--- begin Provided data ---

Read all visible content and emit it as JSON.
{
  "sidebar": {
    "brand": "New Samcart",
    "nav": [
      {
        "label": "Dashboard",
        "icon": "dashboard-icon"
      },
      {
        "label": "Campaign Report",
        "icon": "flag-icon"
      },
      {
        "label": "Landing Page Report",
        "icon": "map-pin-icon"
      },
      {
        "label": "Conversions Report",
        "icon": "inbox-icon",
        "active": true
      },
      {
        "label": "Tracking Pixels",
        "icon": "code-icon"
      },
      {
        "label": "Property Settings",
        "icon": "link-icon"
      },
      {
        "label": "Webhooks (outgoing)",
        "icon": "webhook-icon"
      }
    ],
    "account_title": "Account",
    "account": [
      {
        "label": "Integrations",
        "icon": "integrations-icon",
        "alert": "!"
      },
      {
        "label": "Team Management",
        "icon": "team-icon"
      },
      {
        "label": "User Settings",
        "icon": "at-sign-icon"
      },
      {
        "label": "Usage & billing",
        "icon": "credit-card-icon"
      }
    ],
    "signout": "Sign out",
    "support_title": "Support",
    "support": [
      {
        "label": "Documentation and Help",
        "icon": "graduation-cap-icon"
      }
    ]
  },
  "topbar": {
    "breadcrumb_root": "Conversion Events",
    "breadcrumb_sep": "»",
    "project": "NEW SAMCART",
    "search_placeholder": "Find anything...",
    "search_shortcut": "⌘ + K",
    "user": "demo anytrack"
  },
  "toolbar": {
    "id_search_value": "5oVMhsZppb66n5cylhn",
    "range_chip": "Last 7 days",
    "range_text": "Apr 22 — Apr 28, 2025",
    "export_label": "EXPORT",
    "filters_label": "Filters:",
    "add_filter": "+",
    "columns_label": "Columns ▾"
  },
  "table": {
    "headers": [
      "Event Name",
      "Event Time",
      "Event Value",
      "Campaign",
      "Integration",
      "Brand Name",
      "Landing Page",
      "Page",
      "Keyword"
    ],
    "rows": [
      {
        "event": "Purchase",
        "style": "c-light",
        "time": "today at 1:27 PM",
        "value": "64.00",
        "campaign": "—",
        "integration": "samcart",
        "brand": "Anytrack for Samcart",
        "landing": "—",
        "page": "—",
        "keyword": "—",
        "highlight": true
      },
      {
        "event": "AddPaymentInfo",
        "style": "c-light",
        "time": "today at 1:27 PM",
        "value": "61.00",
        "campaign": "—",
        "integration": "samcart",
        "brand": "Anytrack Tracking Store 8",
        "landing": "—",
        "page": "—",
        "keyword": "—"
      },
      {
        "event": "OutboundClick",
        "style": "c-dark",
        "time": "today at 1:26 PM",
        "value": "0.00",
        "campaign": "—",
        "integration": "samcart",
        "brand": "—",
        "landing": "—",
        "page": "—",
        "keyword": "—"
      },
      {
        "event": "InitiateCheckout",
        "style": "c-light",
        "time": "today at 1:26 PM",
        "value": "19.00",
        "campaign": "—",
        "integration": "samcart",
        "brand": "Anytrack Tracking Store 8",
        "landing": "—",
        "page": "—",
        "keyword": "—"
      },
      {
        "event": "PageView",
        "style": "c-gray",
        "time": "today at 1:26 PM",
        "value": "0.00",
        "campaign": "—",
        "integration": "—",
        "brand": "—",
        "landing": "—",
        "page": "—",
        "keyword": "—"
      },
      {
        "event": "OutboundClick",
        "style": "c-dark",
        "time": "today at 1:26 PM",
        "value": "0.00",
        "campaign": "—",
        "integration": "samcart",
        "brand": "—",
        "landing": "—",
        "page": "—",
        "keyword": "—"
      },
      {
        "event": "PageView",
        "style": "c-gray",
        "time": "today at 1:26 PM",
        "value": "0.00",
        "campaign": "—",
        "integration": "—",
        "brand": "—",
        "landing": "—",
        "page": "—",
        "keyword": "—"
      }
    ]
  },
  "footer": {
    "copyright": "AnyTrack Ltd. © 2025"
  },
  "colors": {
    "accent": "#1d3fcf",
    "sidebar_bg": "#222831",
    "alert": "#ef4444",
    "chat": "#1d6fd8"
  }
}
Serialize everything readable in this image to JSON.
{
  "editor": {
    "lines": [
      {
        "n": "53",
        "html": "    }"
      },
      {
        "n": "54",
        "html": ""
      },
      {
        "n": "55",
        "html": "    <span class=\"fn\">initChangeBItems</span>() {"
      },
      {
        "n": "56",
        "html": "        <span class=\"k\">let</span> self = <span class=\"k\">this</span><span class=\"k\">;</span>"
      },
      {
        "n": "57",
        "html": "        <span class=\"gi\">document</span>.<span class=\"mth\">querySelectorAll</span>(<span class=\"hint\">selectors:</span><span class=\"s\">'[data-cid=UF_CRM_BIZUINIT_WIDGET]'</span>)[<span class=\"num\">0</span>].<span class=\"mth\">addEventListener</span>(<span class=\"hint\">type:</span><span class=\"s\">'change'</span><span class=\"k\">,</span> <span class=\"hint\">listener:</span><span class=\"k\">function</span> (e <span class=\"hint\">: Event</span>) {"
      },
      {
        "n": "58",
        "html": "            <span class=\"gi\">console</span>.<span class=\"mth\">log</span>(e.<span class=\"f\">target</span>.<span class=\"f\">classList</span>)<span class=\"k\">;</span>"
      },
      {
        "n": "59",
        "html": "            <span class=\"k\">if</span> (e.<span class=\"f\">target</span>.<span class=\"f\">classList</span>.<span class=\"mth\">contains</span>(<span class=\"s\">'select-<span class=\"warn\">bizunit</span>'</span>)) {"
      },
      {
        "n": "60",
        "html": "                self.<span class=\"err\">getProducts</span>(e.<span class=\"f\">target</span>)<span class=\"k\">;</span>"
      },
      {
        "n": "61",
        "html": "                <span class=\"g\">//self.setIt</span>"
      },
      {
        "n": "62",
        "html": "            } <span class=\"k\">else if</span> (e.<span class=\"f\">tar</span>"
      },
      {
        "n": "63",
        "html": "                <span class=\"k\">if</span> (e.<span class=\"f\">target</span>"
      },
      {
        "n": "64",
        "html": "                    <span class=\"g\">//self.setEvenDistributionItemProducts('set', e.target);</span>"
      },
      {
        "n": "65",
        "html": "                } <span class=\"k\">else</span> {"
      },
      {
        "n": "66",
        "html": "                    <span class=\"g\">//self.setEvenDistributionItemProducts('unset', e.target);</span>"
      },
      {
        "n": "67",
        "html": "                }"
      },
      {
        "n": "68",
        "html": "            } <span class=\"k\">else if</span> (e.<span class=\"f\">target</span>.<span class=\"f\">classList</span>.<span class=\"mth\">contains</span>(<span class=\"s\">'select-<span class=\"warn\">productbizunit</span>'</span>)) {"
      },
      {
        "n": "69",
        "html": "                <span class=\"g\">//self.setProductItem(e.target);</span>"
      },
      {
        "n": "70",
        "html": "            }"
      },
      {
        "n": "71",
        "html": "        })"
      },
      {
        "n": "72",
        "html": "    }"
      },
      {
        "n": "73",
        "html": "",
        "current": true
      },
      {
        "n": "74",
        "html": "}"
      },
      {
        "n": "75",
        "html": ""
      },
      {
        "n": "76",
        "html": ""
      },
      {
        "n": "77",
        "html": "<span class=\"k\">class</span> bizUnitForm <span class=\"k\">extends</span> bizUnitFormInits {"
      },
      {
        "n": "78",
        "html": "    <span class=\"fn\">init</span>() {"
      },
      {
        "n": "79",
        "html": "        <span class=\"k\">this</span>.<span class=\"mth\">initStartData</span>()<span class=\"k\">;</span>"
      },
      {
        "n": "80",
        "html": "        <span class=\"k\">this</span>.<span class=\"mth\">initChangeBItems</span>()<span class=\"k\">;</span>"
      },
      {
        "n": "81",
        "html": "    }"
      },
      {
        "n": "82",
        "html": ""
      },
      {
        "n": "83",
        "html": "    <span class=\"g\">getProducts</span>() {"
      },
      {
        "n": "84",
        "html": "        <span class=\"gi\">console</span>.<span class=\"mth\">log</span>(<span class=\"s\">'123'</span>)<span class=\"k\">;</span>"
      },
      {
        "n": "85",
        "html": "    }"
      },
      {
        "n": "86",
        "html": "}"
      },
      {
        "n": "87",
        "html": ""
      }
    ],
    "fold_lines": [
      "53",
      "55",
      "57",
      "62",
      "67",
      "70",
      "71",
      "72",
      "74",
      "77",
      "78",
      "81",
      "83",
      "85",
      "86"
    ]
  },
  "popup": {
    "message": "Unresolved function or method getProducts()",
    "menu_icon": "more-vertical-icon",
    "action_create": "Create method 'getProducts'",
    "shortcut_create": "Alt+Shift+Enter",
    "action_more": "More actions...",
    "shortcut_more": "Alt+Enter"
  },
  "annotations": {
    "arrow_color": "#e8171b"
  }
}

--- end Provided data ---

**Task to carry out:**
Tally the lines of the data that contain the string "setEvenDistributionItemProducts" and report the total alone.

**Complete answer:**
2